[Begin INPUT FOR THIS TASK]

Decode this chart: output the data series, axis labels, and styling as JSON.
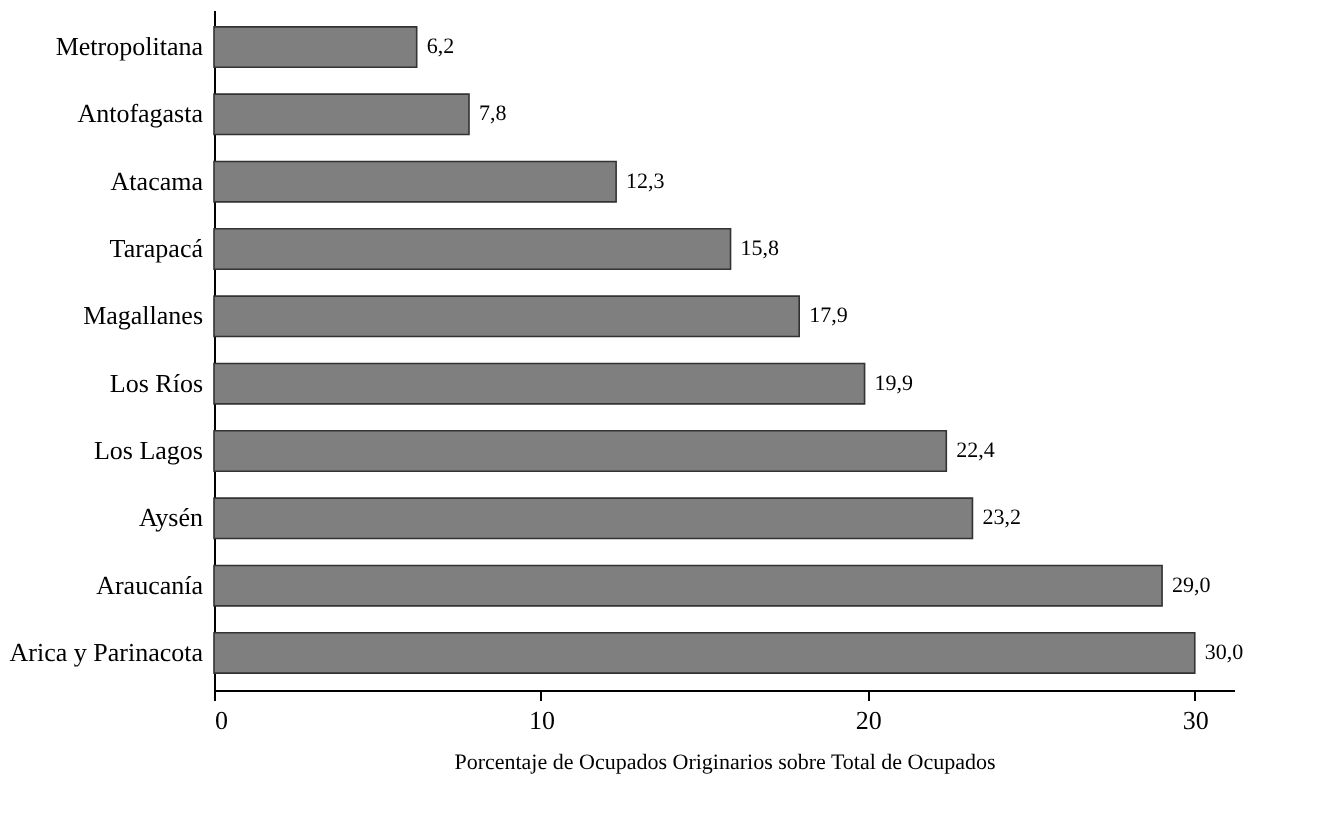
{
  "chart_data": {
    "type": "bar",
    "orientation": "horizontal",
    "xlabel": "Porcentaje de Ocupados Originarios sobre Total de Ocupados",
    "categories": [
      "Metropolitana",
      "Antofagasta",
      "Atacama",
      "Tarapacá",
      "Magallanes",
      "Los Ríos",
      "Los Lagos",
      "Aysén",
      "Araucanía",
      "Arica y Parinacota"
    ],
    "values": [
      6.2,
      7.8,
      12.3,
      15.8,
      17.9,
      19.9,
      22.4,
      23.2,
      29.0,
      30.0
    ],
    "value_labels": [
      "6,2",
      "7,8",
      "12,3",
      "15,8",
      "17,9",
      "19,9",
      "22,4",
      "23,2",
      "29,0",
      "30,0"
    ],
    "color": "#7f7f7f",
    "xlim": [
      0,
      31.2
    ],
    "xticks": [
      0,
      10,
      20,
      30
    ],
    "grid": false
  }
}
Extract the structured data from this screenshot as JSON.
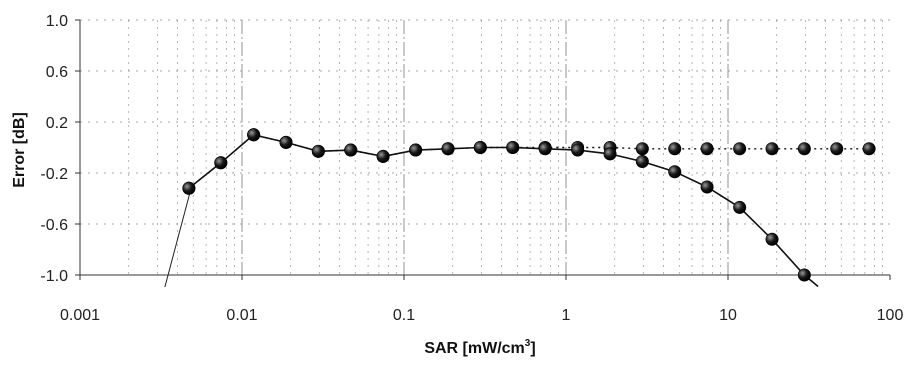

[End INPUT FOR THIS TASK]

## DO THIS
All entries must be written out again exactly as given, with no pictures in the copy.

## TASK ANSWER
Decode this chart: output the data series, axis labels, and styling as JSON.
{
  "chart_data": {
    "type": "bar",
    "orientation": "horizontal",
    "xlabel": "Porcentaje de Ocupados Originarios sobre Total de Ocupados",
    "categories": [
      "Metropolitana",
      "Antofagasta",
      "Atacama",
      "Tarapacá",
      "Magallanes",
      "Los Ríos",
      "Los Lagos",
      "Aysén",
      "Araucanía",
      "Arica y Parinacota"
    ],
    "values": [
      6.2,
      7.8,
      12.3,
      15.8,
      17.9,
      19.9,
      22.4,
      23.2,
      29.0,
      30.0
    ],
    "value_labels": [
      "6,2",
      "7,8",
      "12,3",
      "15,8",
      "17,9",
      "19,9",
      "22,4",
      "23,2",
      "29,0",
      "30,0"
    ],
    "color": "#7f7f7f",
    "xlim": [
      0,
      31.2
    ],
    "xticks": [
      0,
      10,
      20,
      30
    ],
    "grid": false
  }
}
Extract the structured data from this screenshot as JSON.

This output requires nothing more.